#### Data provided:

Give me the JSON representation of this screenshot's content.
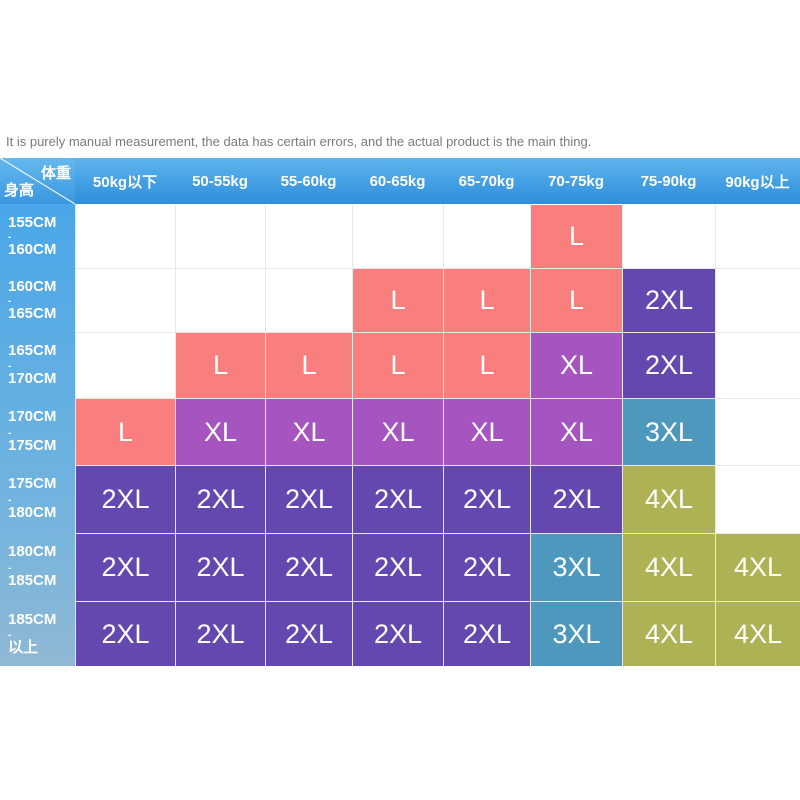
{
  "note": "It is purely manual measurement, the data has certain errors, and the actual product is the main thing.",
  "corner": {
    "weight_label": "体重",
    "height_label": "身高"
  },
  "columns": [
    "50kg以下",
    "50-55kg",
    "55-60kg",
    "60-65kg",
    "65-70kg",
    "70-75kg",
    "75-90kg",
    "90kg以上"
  ],
  "rows": [
    {
      "top": "155CM",
      "bottom": "160CM"
    },
    {
      "top": "160CM",
      "bottom": "165CM"
    },
    {
      "top": "165CM",
      "bottom": "170CM"
    },
    {
      "top": "170CM",
      "bottom": "175CM"
    },
    {
      "top": "175CM",
      "bottom": "180CM"
    },
    {
      "top": "180CM",
      "bottom": "185CM"
    },
    {
      "top": "185CM",
      "bottom": "以上"
    }
  ],
  "sizes": [
    [
      "",
      "",
      "",
      "",
      "",
      "L",
      "",
      ""
    ],
    [
      "",
      "",
      "",
      "L",
      "L",
      "L",
      "2XL",
      ""
    ],
    [
      "",
      "L",
      "L",
      "L",
      "L",
      "XL",
      "2XL",
      ""
    ],
    [
      "L",
      "XL",
      "XL",
      "XL",
      "XL",
      "XL",
      "3XL",
      ""
    ],
    [
      "2XL",
      "2XL",
      "2XL",
      "2XL",
      "2XL",
      "2XL",
      "4XL",
      ""
    ],
    [
      "2XL",
      "2XL",
      "2XL",
      "2XL",
      "2XL",
      "3XL",
      "4XL",
      "4XL"
    ],
    [
      "2XL",
      "2XL",
      "2XL",
      "2XL",
      "2XL",
      "3XL",
      "4XL",
      "4XL"
    ]
  ],
  "colors": {
    "L": "#f97f7e",
    "XL": "#a554c0",
    "2XL": "#6448b0",
    "3XL": "#4e98bd",
    "4XL": "#aeb154",
    "header": "#3d9be2"
  }
}
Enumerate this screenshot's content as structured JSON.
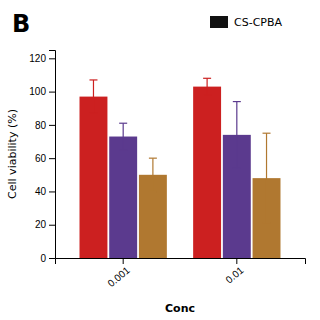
{
  "chart_data": {
    "type": "bar",
    "title": "B",
    "xlabel": "Conc",
    "ylabel": "Cell viability (%)",
    "categories": [
      "0.001",
      "0.01"
    ],
    "series": [
      {
        "color": "#cc2020",
        "values": [
          97,
          103
        ],
        "errors": [
          10,
          5
        ]
      },
      {
        "color": "#5b3a8e",
        "values": [
          73,
          74
        ],
        "errors": [
          8,
          20
        ]
      },
      {
        "color": "#b07830",
        "values": [
          50,
          48
        ],
        "errors": [
          10,
          27
        ]
      }
    ],
    "ylim": [
      0,
      125
    ],
    "yticks": [
      0,
      20,
      40,
      60,
      80,
      100,
      120
    ],
    "grid": false,
    "annotations": [
      {
        "text": "CS-CPBA",
        "color": "#111111"
      }
    ]
  }
}
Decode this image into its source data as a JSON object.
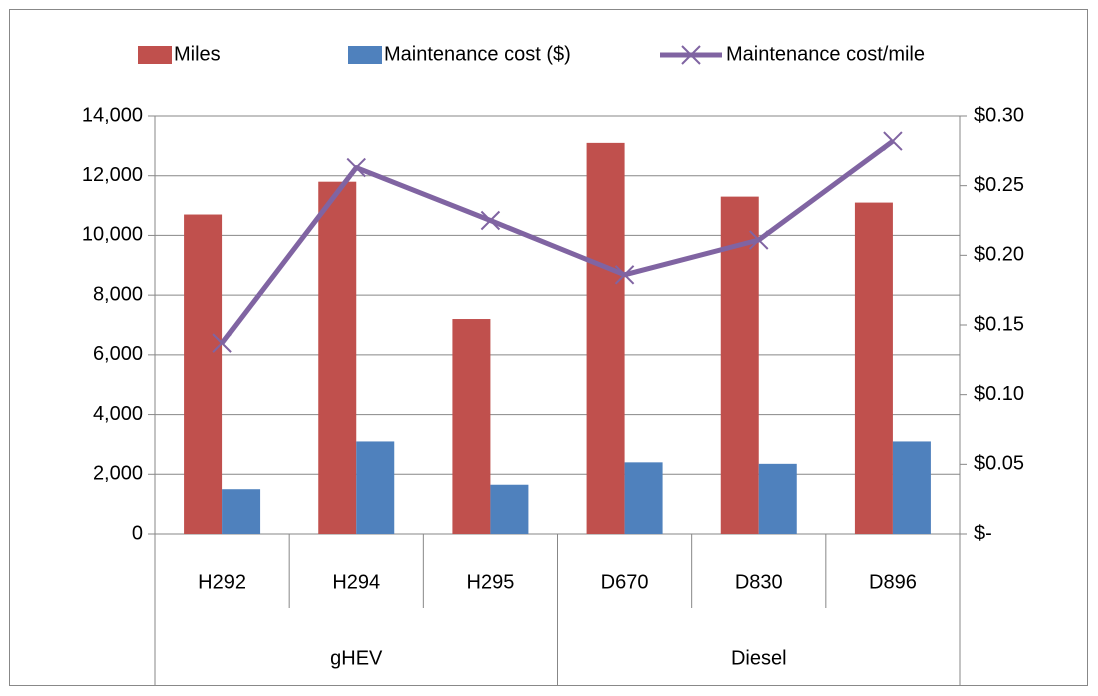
{
  "chart_data": {
    "type": "bar-line",
    "categories": [
      "H292",
      "H294",
      "H295",
      "D670",
      "D830",
      "D896"
    ],
    "groups": [
      {
        "name": "gHEV",
        "span": 3
      },
      {
        "name": "Diesel",
        "span": 3
      }
    ],
    "series": [
      {
        "name": "Miles",
        "color": "#c0504d",
        "type": "bar",
        "values": [
          10700,
          11800,
          7200,
          13100,
          11300,
          11100
        ]
      },
      {
        "name": "Maintenance cost ($)",
        "color": "#4f81bd",
        "type": "bar",
        "values": [
          1500,
          3100,
          1650,
          2400,
          2350,
          3100
        ]
      },
      {
        "name": "Maintenance cost/mile",
        "color": "#8064a2",
        "type": "line",
        "axis": "y2",
        "marker": "x",
        "values": [
          0.137,
          0.263,
          0.225,
          0.186,
          0.211,
          0.282
        ]
      }
    ],
    "ylim": [
      0,
      14000
    ],
    "yticks": [
      0,
      {
        "value": 2000,
        "label": "2,000"
      },
      {
        "value": 4000,
        "label": "4,000"
      },
      {
        "value": 6000,
        "label": "6,000"
      },
      {
        "value": 8000,
        "label": "8,000"
      },
      {
        "value": 10000,
        "label": "10,000"
      },
      {
        "value": 12000,
        "label": "12,000"
      },
      {
        "value": 14000,
        "label": "14,000"
      }
    ],
    "y2lim": [
      0,
      0.3
    ],
    "y2ticks": [
      {
        "value": 0,
        "label": "$-"
      },
      {
        "value": 0.05,
        "label": "$0.05"
      },
      {
        "value": 0.1,
        "label": "$0.10"
      },
      {
        "value": 0.15,
        "label": "$0.15"
      },
      {
        "value": 0.2,
        "label": "$0.20"
      },
      {
        "value": 0.25,
        "label": "$0.25"
      },
      {
        "value": 0.3,
        "label": "$0.30"
      }
    ],
    "grid": true,
    "legend": "top"
  }
}
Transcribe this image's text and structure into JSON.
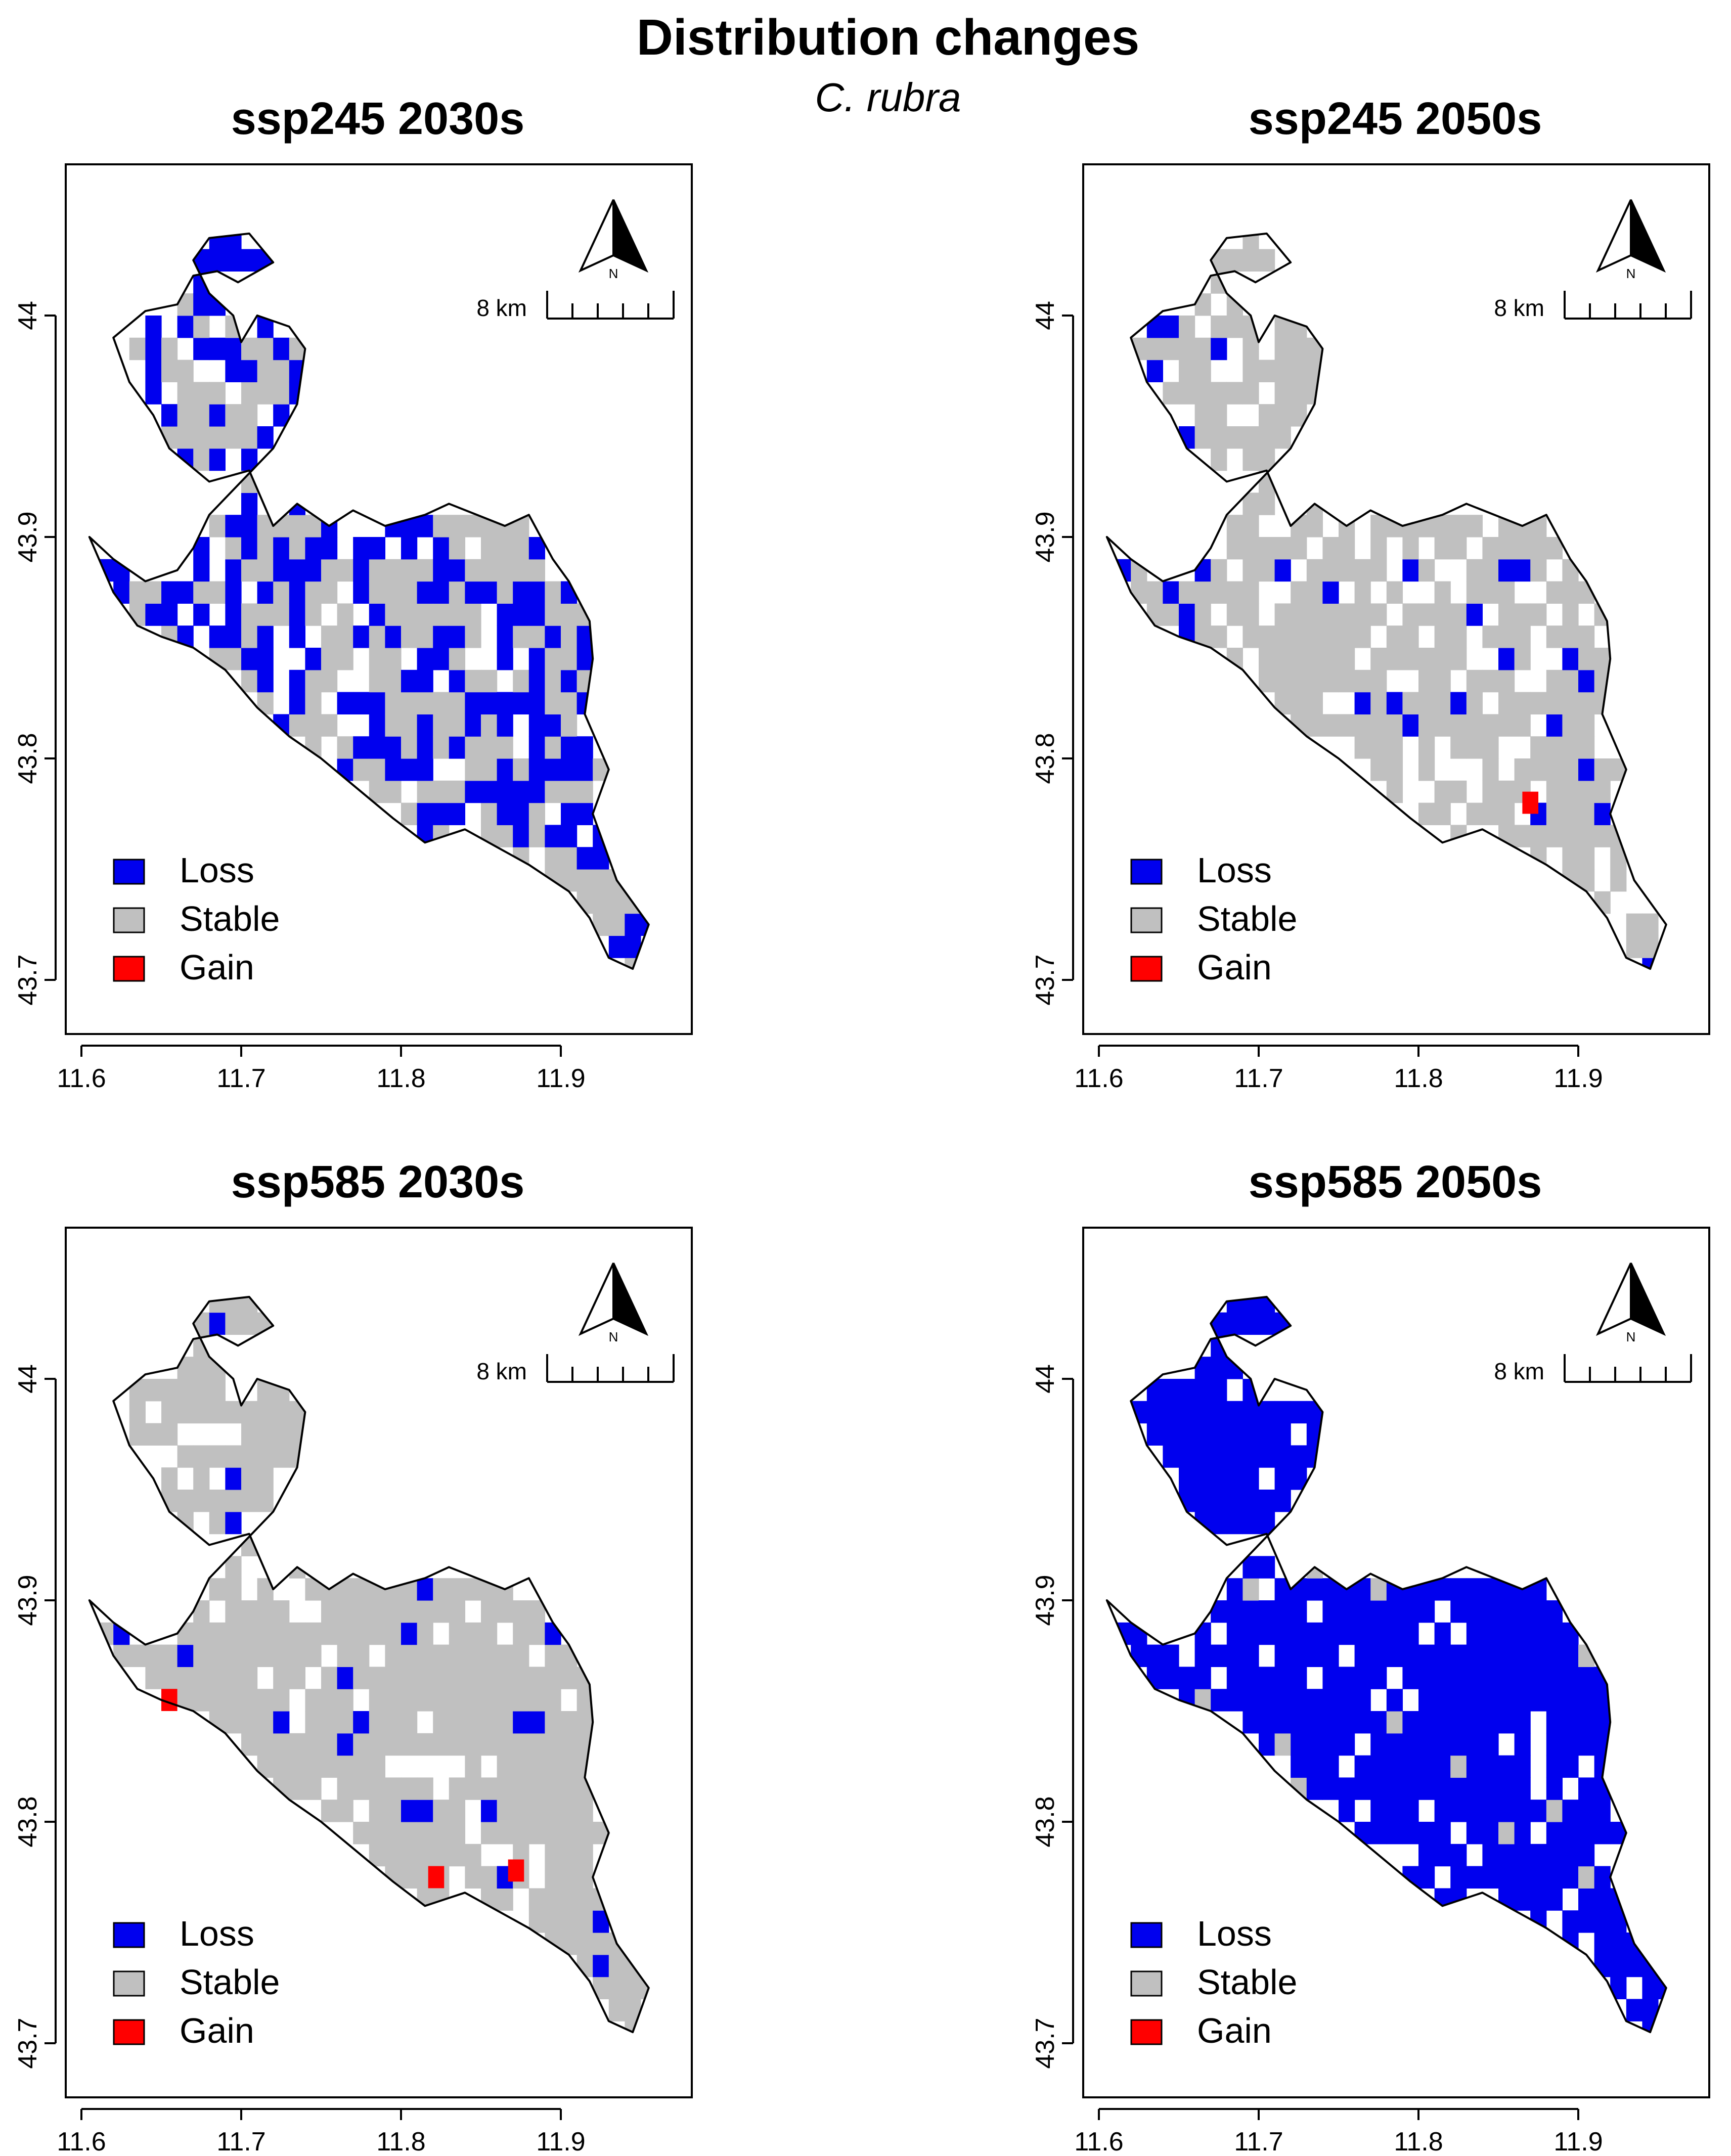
{
  "figure": {
    "title": "Distribution changes",
    "subtitle": "C. rubra"
  },
  "colors": {
    "loss": "#0000ee",
    "stable": "#c0c0c0",
    "gain": "#ff0000",
    "outline": "#000000"
  },
  "axes": {
    "x_ticks": [
      "11.6",
      "11.7",
      "11.8",
      "11.9"
    ],
    "y_ticks": [
      "43.7",
      "43.8",
      "43.9",
      "44"
    ],
    "xlim": [
      11.6,
      11.95
    ],
    "ylim": [
      43.7,
      44.05
    ]
  },
  "legend": {
    "items": [
      {
        "label": "Loss",
        "color_key": "loss"
      },
      {
        "label": "Stable",
        "color_key": "stable"
      },
      {
        "label": "Gain",
        "color_key": "gain"
      }
    ]
  },
  "north_arrow": {
    "label": "N"
  },
  "scale_bar": {
    "label": "8 km"
  },
  "chart_data": [
    {
      "type": "heatmap",
      "title": "ssp245 2030s",
      "categories": [
        "Loss",
        "Stable",
        "Gain"
      ],
      "dominant": "mixed loss and stable",
      "gain_cells": 0,
      "gain_points": []
    },
    {
      "type": "heatmap",
      "title": "ssp245 2050s",
      "categories": [
        "Loss",
        "Stable",
        "Gain"
      ],
      "dominant": "stable",
      "gain_cells": 1,
      "gain_points": [
        [
          11.87,
          43.78
        ]
      ]
    },
    {
      "type": "heatmap",
      "title": "ssp585 2030s",
      "categories": [
        "Loss",
        "Stable",
        "Gain"
      ],
      "dominant": "stable",
      "gain_cells": 3,
      "gain_points": [
        [
          11.655,
          43.855
        ],
        [
          11.822,
          43.775
        ],
        [
          11.872,
          43.778
        ]
      ]
    },
    {
      "type": "heatmap",
      "title": "ssp585 2050s",
      "categories": [
        "Loss",
        "Stable",
        "Gain"
      ],
      "dominant": "loss",
      "gain_cells": 0,
      "gain_points": []
    }
  ]
}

#### Objective:
Restate each line of the records exactly; pictures do not belong in the copy.

#### Task response:
Give me the JSON representation of this screenshot's content.
{
  "note": "It is purely manual measurement, the data has certain errors, and the actual product is the main thing.",
  "corner": {
    "weight_label": "体重",
    "height_label": "身高"
  },
  "columns": [
    "50kg以下",
    "50-55kg",
    "55-60kg",
    "60-65kg",
    "65-70kg",
    "70-75kg",
    "75-90kg",
    "90kg以上"
  ],
  "rows": [
    {
      "top": "155CM",
      "bottom": "160CM"
    },
    {
      "top": "160CM",
      "bottom": "165CM"
    },
    {
      "top": "165CM",
      "bottom": "170CM"
    },
    {
      "top": "170CM",
      "bottom": "175CM"
    },
    {
      "top": "175CM",
      "bottom": "180CM"
    },
    {
      "top": "180CM",
      "bottom": "185CM"
    },
    {
      "top": "185CM",
      "bottom": "以上"
    }
  ],
  "sizes": [
    [
      "",
      "",
      "",
      "",
      "",
      "L",
      "",
      ""
    ],
    [
      "",
      "",
      "",
      "L",
      "L",
      "L",
      "2XL",
      ""
    ],
    [
      "",
      "L",
      "L",
      "L",
      "L",
      "XL",
      "2XL",
      ""
    ],
    [
      "L",
      "XL",
      "XL",
      "XL",
      "XL",
      "XL",
      "3XL",
      ""
    ],
    [
      "2XL",
      "2XL",
      "2XL",
      "2XL",
      "2XL",
      "2XL",
      "4XL",
      ""
    ],
    [
      "2XL",
      "2XL",
      "2XL",
      "2XL",
      "2XL",
      "3XL",
      "4XL",
      "4XL"
    ],
    [
      "2XL",
      "2XL",
      "2XL",
      "2XL",
      "2XL",
      "3XL",
      "4XL",
      "4XL"
    ]
  ],
  "colors": {
    "L": "#f97f7e",
    "XL": "#a554c0",
    "2XL": "#6448b0",
    "3XL": "#4e98bd",
    "4XL": "#aeb154",
    "header": "#3d9be2"
  }
}
Enumerate this screenshot's content as structured JSON.
{
  "chart_data": {
    "type": "bar",
    "title": "B",
    "xlabel": "Conc",
    "ylabel": "Cell viability (%)",
    "categories": [
      "0.001",
      "0.01"
    ],
    "series": [
      {
        "color": "#cc2020",
        "values": [
          97,
          103
        ],
        "errors": [
          10,
          5
        ]
      },
      {
        "color": "#5b3a8e",
        "values": [
          73,
          74
        ],
        "errors": [
          8,
          20
        ]
      },
      {
        "color": "#b07830",
        "values": [
          50,
          48
        ],
        "errors": [
          10,
          27
        ]
      }
    ],
    "ylim": [
      0,
      125
    ],
    "yticks": [
      0,
      20,
      40,
      60,
      80,
      100,
      120
    ],
    "grid": false,
    "annotations": [
      {
        "text": "CS-CPBA",
        "color": "#111111"
      }
    ]
  }
}
Decode this image into its source data as a JSON object.
{
  "chart_data": {
    "type": "bar-line",
    "categories": [
      "H292",
      "H294",
      "H295",
      "D670",
      "D830",
      "D896"
    ],
    "groups": [
      {
        "name": "gHEV",
        "span": 3
      },
      {
        "name": "Diesel",
        "span": 3
      }
    ],
    "series": [
      {
        "name": "Miles",
        "color": "#c0504d",
        "type": "bar",
        "values": [
          10700,
          11800,
          7200,
          13100,
          11300,
          11100
        ]
      },
      {
        "name": "Maintenance cost ($)",
        "color": "#4f81bd",
        "type": "bar",
        "values": [
          1500,
          3100,
          1650,
          2400,
          2350,
          3100
        ]
      },
      {
        "name": "Maintenance cost/mile",
        "color": "#8064a2",
        "type": "line",
        "axis": "y2",
        "marker": "x",
        "values": [
          0.137,
          0.263,
          0.225,
          0.186,
          0.211,
          0.282
        ]
      }
    ],
    "ylim": [
      0,
      14000
    ],
    "yticks": [
      0,
      {
        "value": 2000,
        "label": "2,000"
      },
      {
        "value": 4000,
        "label": "4,000"
      },
      {
        "value": 6000,
        "label": "6,000"
      },
      {
        "value": 8000,
        "label": "8,000"
      },
      {
        "value": 10000,
        "label": "10,000"
      },
      {
        "value": 12000,
        "label": "12,000"
      },
      {
        "value": 14000,
        "label": "14,000"
      }
    ],
    "y2lim": [
      0,
      0.3
    ],
    "y2ticks": [
      {
        "value": 0,
        "label": "$-"
      },
      {
        "value": 0.05,
        "label": "$0.05"
      },
      {
        "value": 0.1,
        "label": "$0.10"
      },
      {
        "value": 0.15,
        "label": "$0.15"
      },
      {
        "value": 0.2,
        "label": "$0.20"
      },
      {
        "value": 0.25,
        "label": "$0.25"
      },
      {
        "value": 0.3,
        "label": "$0.30"
      }
    ],
    "grid": true,
    "legend": "top"
  }
}
Transcribe this image's text and structure into JSON.
{
  "figure": {
    "title": "Distribution changes",
    "subtitle": "C. rubra"
  },
  "colors": {
    "loss": "#0000ee",
    "stable": "#c0c0c0",
    "gain": "#ff0000",
    "outline": "#000000"
  },
  "axes": {
    "x_ticks": [
      "11.6",
      "11.7",
      "11.8",
      "11.9"
    ],
    "y_ticks": [
      "43.7",
      "43.8",
      "43.9",
      "44"
    ],
    "xlim": [
      11.6,
      11.95
    ],
    "ylim": [
      43.7,
      44.05
    ]
  },
  "legend": {
    "items": [
      {
        "label": "Loss",
        "color_key": "loss"
      },
      {
        "label": "Stable",
        "color_key": "stable"
      },
      {
        "label": "Gain",
        "color_key": "gain"
      }
    ]
  },
  "north_arrow": {
    "label": "N"
  },
  "scale_bar": {
    "label": "8 km"
  },
  "chart_data": [
    {
      "type": "heatmap",
      "title": "ssp245 2030s",
      "categories": [
        "Loss",
        "Stable",
        "Gain"
      ],
      "dominant": "mixed loss and stable",
      "gain_cells": 0,
      "gain_points": []
    },
    {
      "type": "heatmap",
      "title": "ssp245 2050s",
      "categories": [
        "Loss",
        "Stable",
        "Gain"
      ],
      "dominant": "stable",
      "gain_cells": 1,
      "gain_points": [
        [
          11.87,
          43.78
        ]
      ]
    },
    {
      "type": "heatmap",
      "title": "ssp585 2030s",
      "categories": [
        "Loss",
        "Stable",
        "Gain"
      ],
      "dominant": "stable",
      "gain_cells": 3,
      "gain_points": [
        [
          11.655,
          43.855
        ],
        [
          11.822,
          43.775
        ],
        [
          11.872,
          43.778
        ]
      ]
    },
    {
      "type": "heatmap",
      "title": "ssp585 2050s",
      "categories": [
        "Loss",
        "Stable",
        "Gain"
      ],
      "dominant": "loss",
      "gain_cells": 0,
      "gain_points": []
    }
  ]
}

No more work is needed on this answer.